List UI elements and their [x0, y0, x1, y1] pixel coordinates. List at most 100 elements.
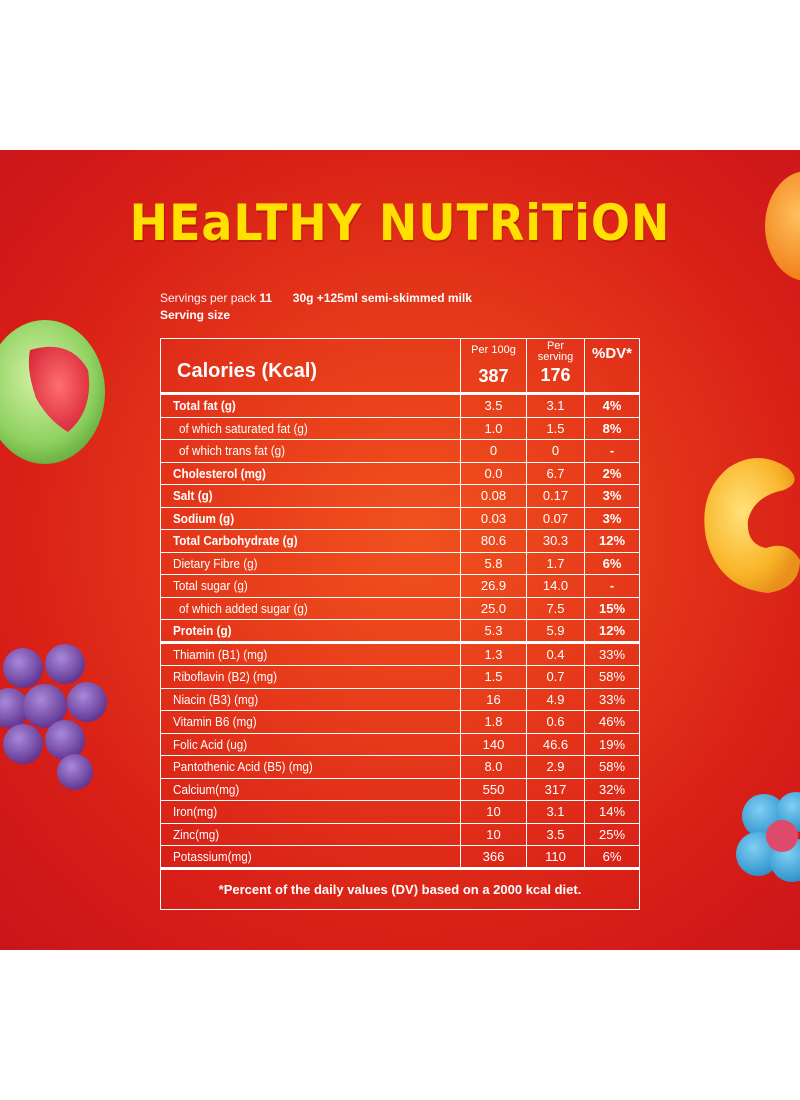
- table-row: Pantothenic Acid (B5) (mg) 8.0 2.9 58%: [161, 756, 639, 779]
- nutrient-name: Thiamin (B1) (mg): [173, 646, 268, 662]
- table-row: of which saturated fat (g) 1.0 1.5 8%: [161, 417, 639, 440]
- dv-value: 15%: [584, 597, 639, 619]
- blue-cereal-piece: [736, 792, 800, 882]
- per100-value: 3.5: [460, 395, 526, 417]
- dv-value: -: [584, 575, 639, 597]
- dv-value: 19%: [584, 733, 639, 755]
- per100-value: 1.8: [460, 711, 526, 733]
- col-per100g-label: Per 100g: [471, 344, 516, 356]
- col-dv-label: %DV*: [591, 345, 632, 362]
- nutrient-name: Folic Acid (ug): [173, 736, 248, 752]
- nutrient-name: of which added sugar (g): [179, 600, 308, 616]
- nutrient-name: Dietary Fibre (g): [173, 555, 258, 571]
- per100-value: 8.0: [460, 756, 526, 778]
- nutrient-name: of which trans fat (g): [179, 443, 286, 458]
- dv-value: 2%: [584, 462, 639, 484]
- per100-value: 0.03: [460, 507, 526, 529]
- table-row: Vitamin B6 (mg) 1.8 0.6 46%: [161, 711, 639, 734]
- serving-value: 5.9: [526, 620, 584, 641]
- col-per-serving-l2: serving: [537, 351, 574, 363]
- serving-value: 0.6: [526, 711, 584, 733]
- table-row: of which trans fat (g) 0 0-: [161, 440, 639, 463]
- dv-value: 12%: [584, 530, 639, 552]
- table-row: Total Carbohydrate (g) 80.6 30.3 12%: [161, 530, 639, 553]
- dv-value: 33%: [584, 643, 639, 665]
- dv-value: 25%: [584, 823, 639, 845]
- dv-value: 46%: [584, 711, 639, 733]
- dv-value: 33%: [584, 688, 639, 710]
- per100-value: 140: [460, 733, 526, 755]
- serving-value: 14.0: [526, 575, 584, 597]
- dv-value: 12%: [584, 620, 639, 641]
- nutrient-name: Sodium (g): [173, 510, 235, 526]
- table-row: Total fat (g) 3.5 3.1 4%: [161, 395, 639, 418]
- nutrient-name: Pantothenic Acid (B5) (mg): [173, 759, 313, 774]
- nutrient-name: Iron(mg): [173, 804, 218, 819]
- table-row: Dietary Fibre (g) 5.8 1.7 6%: [161, 552, 639, 575]
- table-row: Salt (g) 0.08 0.17 3%: [161, 485, 639, 508]
- col-per-serving-l1: Per: [546, 340, 565, 352]
- dv-value: 58%: [584, 756, 639, 778]
- serving-value: 317: [526, 778, 584, 800]
- nutrition-panel: HEaLTHY NUTRiTiON Servings per pack 11 3…: [0, 150, 800, 950]
- table-row: Sodium (g) 0.03 0.07 3%: [161, 507, 639, 530]
- table-row: Iron(mg) 10 3.1 14%: [161, 801, 639, 824]
- nutrition-table: Calories (Kcal) Per 100g 387 Per serving…: [160, 338, 640, 910]
- dv-value: 32%: [584, 778, 639, 800]
- dv-value: 4%: [584, 395, 639, 417]
- nutrient-name: Riboflavin (B2) (mg): [173, 669, 278, 684]
- per100-value: 16: [460, 688, 526, 710]
- table-row: Zinc(mg) 10 3.5 25%: [161, 823, 639, 846]
- per100-value: 1.0: [460, 417, 526, 439]
- per100-value: 5.8: [460, 552, 526, 574]
- per100-value: 550: [460, 778, 526, 800]
- serving-value: 0.4: [526, 643, 584, 665]
- serving-value: 0.07: [526, 507, 584, 529]
- orange-cereal-piece: [765, 171, 800, 281]
- dv-value: 14%: [584, 801, 639, 823]
- dv-value: -: [584, 440, 639, 462]
- table-header: Calories (Kcal) Per 100g 387 Per serving…: [161, 339, 639, 395]
- table-row: Folic Acid (ug) 140 46.6 19%: [161, 733, 639, 756]
- serving-value: 0.17: [526, 485, 584, 507]
- serving-value: 7.5: [526, 597, 584, 619]
- table-row: Calcium(mg) 550 317 32%: [161, 778, 639, 801]
- serving-size-label: Serving size: [160, 308, 231, 322]
- nutrient-name: Total fat (g): [173, 398, 236, 413]
- table-row: Riboflavin (B2) (mg) 1.5 0.7 58%: [161, 666, 639, 689]
- dv-value: 6%: [584, 846, 639, 867]
- servings-value: 11: [259, 291, 273, 305]
- nutrient-name: Calcium(mg): [173, 781, 240, 797]
- dv-value: 3%: [584, 507, 639, 529]
- nutrient-name: Potassium(mg): [173, 849, 252, 864]
- col-per-serving: Per serving 176: [526, 339, 584, 392]
- dv-value: 58%: [584, 666, 639, 688]
- calories-label: Calories (Kcal): [177, 360, 318, 382]
- table-row: Potassium(mg) 366 110 6%: [161, 846, 639, 870]
- green-cereal-piece: [0, 320, 105, 464]
- serving-value: 4.9: [526, 688, 584, 710]
- table-row: Thiamin (B1) (mg) 1.3 0.4 33%: [161, 643, 639, 666]
- serving-value: 6.7: [526, 462, 584, 484]
- kcal-per100g: 387: [478, 366, 509, 386]
- serving-detail: 30g +125ml semi-skimmed milk: [292, 291, 472, 305]
- yellow-cereal-piece: [704, 458, 800, 593]
- table-row: Protein (g) 5.3 5.9 12%: [161, 620, 639, 644]
- nutrient-name: Cholesterol (mg): [173, 465, 266, 481]
- per100-value: 26.9: [460, 575, 526, 597]
- per100-value: 1.5: [460, 666, 526, 688]
- nutrient-name: Salt (g): [173, 488, 213, 503]
- serving-value: 3.1: [526, 801, 584, 823]
- serving-value: 2.9: [526, 756, 584, 778]
- col-per100g: Per 100g 387: [460, 339, 526, 392]
- col-dv: %DV*: [584, 339, 639, 392]
- serving-value: 30.3: [526, 530, 584, 552]
- per100-value: 366: [460, 846, 526, 867]
- per100-value: 10: [460, 823, 526, 845]
- table-row: Niacin (B3) (mg) 16 4.9 33%: [161, 688, 639, 711]
- dv-value: 8%: [584, 417, 639, 439]
- dv-value: 3%: [584, 485, 639, 507]
- serving-value: 0: [526, 440, 584, 462]
- nutrient-name: Total sugar (g): [173, 578, 248, 593]
- serving-value: 110: [526, 846, 584, 867]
::::::
= Work item =
Copy all of the records verbatim, omitting the pictures.

= Result =
List UI elements and their [x0, y0, x1, y1] pixel coordinates. List at most 100 elements.
- table-row: Pantothenic Acid (B5) (mg) 8.0 2.9 58%: [161, 756, 639, 779]
- nutrient-name: Thiamin (B1) (mg): [173, 646, 268, 662]
- table-row: of which saturated fat (g) 1.0 1.5 8%: [161, 417, 639, 440]
- dv-value: 15%: [584, 597, 639, 619]
- blue-cereal-piece: [736, 792, 800, 882]
- per100-value: 3.5: [460, 395, 526, 417]
- dv-value: -: [584, 575, 639, 597]
- dv-value: 19%: [584, 733, 639, 755]
- per100-value: 1.8: [460, 711, 526, 733]
- col-per100g-label: Per 100g: [471, 344, 516, 356]
- col-dv-label: %DV*: [591, 345, 632, 362]
- nutrient-name: Folic Acid (ug): [173, 736, 248, 752]
- nutrient-name: of which added sugar (g): [179, 600, 308, 616]
- nutrient-name: Dietary Fibre (g): [173, 555, 258, 571]
- per100-value: 8.0: [460, 756, 526, 778]
- nutrient-name: of which trans fat (g): [179, 443, 286, 458]
- dv-value: 2%: [584, 462, 639, 484]
- per100-value: 0.03: [460, 507, 526, 529]
- table-row: Vitamin B6 (mg) 1.8 0.6 46%: [161, 711, 639, 734]
- serving-value: 5.9: [526, 620, 584, 641]
- col-per-serving-l2: serving: [537, 351, 574, 363]
- serving-value: 0.6: [526, 711, 584, 733]
- table-row: of which trans fat (g) 0 0-: [161, 440, 639, 463]
- dv-value: 12%: [584, 530, 639, 552]
- table-row: Total Carbohydrate (g) 80.6 30.3 12%: [161, 530, 639, 553]
- dv-value: 33%: [584, 643, 639, 665]
- dv-value: 25%: [584, 823, 639, 845]
- dv-value: 46%: [584, 711, 639, 733]
- dv-value: 33%: [584, 688, 639, 710]
- per100-value: 140: [460, 733, 526, 755]
- serving-value: 14.0: [526, 575, 584, 597]
- dv-value: 12%: [584, 620, 639, 641]
- nutrient-name: Sodium (g): [173, 510, 235, 526]
- table-row: Total fat (g) 3.5 3.1 4%: [161, 395, 639, 418]
- nutrient-name: Pantothenic Acid (B5) (mg): [173, 759, 313, 774]
- nutrient-name: Iron(mg): [173, 804, 218, 819]
- table-row: Dietary Fibre (g) 5.8 1.7 6%: [161, 552, 639, 575]
- table-row: Salt (g) 0.08 0.17 3%: [161, 485, 639, 508]
- col-per-serving-l1: Per: [546, 340, 565, 352]
- dv-value: 58%: [584, 756, 639, 778]
- serving-value: 317: [526, 778, 584, 800]
- nutrition-panel: HEaLTHY NUTRiTiON Servings per pack 11 3…: [0, 150, 800, 950]
- table-row: Sodium (g) 0.03 0.07 3%: [161, 507, 639, 530]
- table-row: Iron(mg) 10 3.1 14%: [161, 801, 639, 824]
- nutrition-table: Calories (Kcal) Per 100g 387 Per serving…: [160, 338, 640, 910]
- dv-value: 32%: [584, 778, 639, 800]
- dv-value: 4%: [584, 395, 639, 417]
- nutrient-name: Riboflavin (B2) (mg): [173, 669, 278, 684]
- per100-value: 16: [460, 688, 526, 710]
- table-row: Zinc(mg) 10 3.5 25%: [161, 823, 639, 846]
- per100-value: 1.0: [460, 417, 526, 439]
- per100-value: 5.8: [460, 552, 526, 574]
- per100-value: 550: [460, 778, 526, 800]
- serving-value: 0.4: [526, 643, 584, 665]
- serving-value: 0.07: [526, 507, 584, 529]
- orange-cereal-piece: [765, 171, 800, 281]
- dv-value: 14%: [584, 801, 639, 823]
- dv-value: -: [584, 440, 639, 462]
- table-header: Calories (Kcal) Per 100g 387 Per serving…: [161, 339, 639, 395]
- table-row: Folic Acid (ug) 140 46.6 19%: [161, 733, 639, 756]
- serving-value: 0.17: [526, 485, 584, 507]
- serving-value: 7.5: [526, 597, 584, 619]
- table-row: Calcium(mg) 550 317 32%: [161, 778, 639, 801]
- serving-size-label: Serving size: [160, 308, 231, 322]
- nutrient-name: Total fat (g): [173, 398, 236, 413]
- table-row: Riboflavin (B2) (mg) 1.5 0.7 58%: [161, 666, 639, 689]
- dv-value: 6%: [584, 846, 639, 867]
- servings-value: 11: [259, 291, 273, 305]
- nutrient-name: Calcium(mg): [173, 781, 240, 797]
- dv-value: 3%: [584, 507, 639, 529]
- nutrient-name: Potassium(mg): [173, 849, 252, 864]
- col-per-serving: Per serving 176: [526, 339, 584, 392]
- dv-value: 58%: [584, 666, 639, 688]
- calories-label: Calories (Kcal): [177, 360, 318, 382]
- table-row: Potassium(mg) 366 110 6%: [161, 846, 639, 870]
- green-cereal-piece: [0, 320, 105, 464]
- serving-value: 4.9: [526, 688, 584, 710]
- table-row: Thiamin (B1) (mg) 1.3 0.4 33%: [161, 643, 639, 666]
- serving-value: 6.7: [526, 462, 584, 484]
- kcal-per100g: 387: [478, 366, 509, 386]
- serving-detail: 30g +125ml semi-skimmed milk: [292, 291, 472, 305]
- yellow-cereal-piece: [704, 458, 800, 593]
- table-row: Protein (g) 5.3 5.9 12%: [161, 620, 639, 644]
- nutrient-name: Cholesterol (mg): [173, 465, 266, 481]
- per100-value: 26.9: [460, 575, 526, 597]
- per100-value: 1.5: [460, 666, 526, 688]
- nutrient-name: Salt (g): [173, 488, 213, 503]
- serving-value: 3.1: [526, 801, 584, 823]
- serving-value: 2.9: [526, 756, 584, 778]
- col-per100g: Per 100g 387: [460, 339, 526, 392]
- col-dv: %DV*: [584, 339, 639, 392]
- serving-value: 30.3: [526, 530, 584, 552]
- per100-value: 366: [460, 846, 526, 867]
- per100-value: 10: [460, 823, 526, 845]
- table-row: Niacin (B3) (mg) 16 4.9 33%: [161, 688, 639, 711]
- dv-value: 8%: [584, 417, 639, 439]
- dv-value: 3%: [584, 485, 639, 507]
- serving-value: 0: [526, 440, 584, 462]
- nutrient-name: Total sugar (g): [173, 578, 248, 593]
- serving-value: 110: [526, 846, 584, 867]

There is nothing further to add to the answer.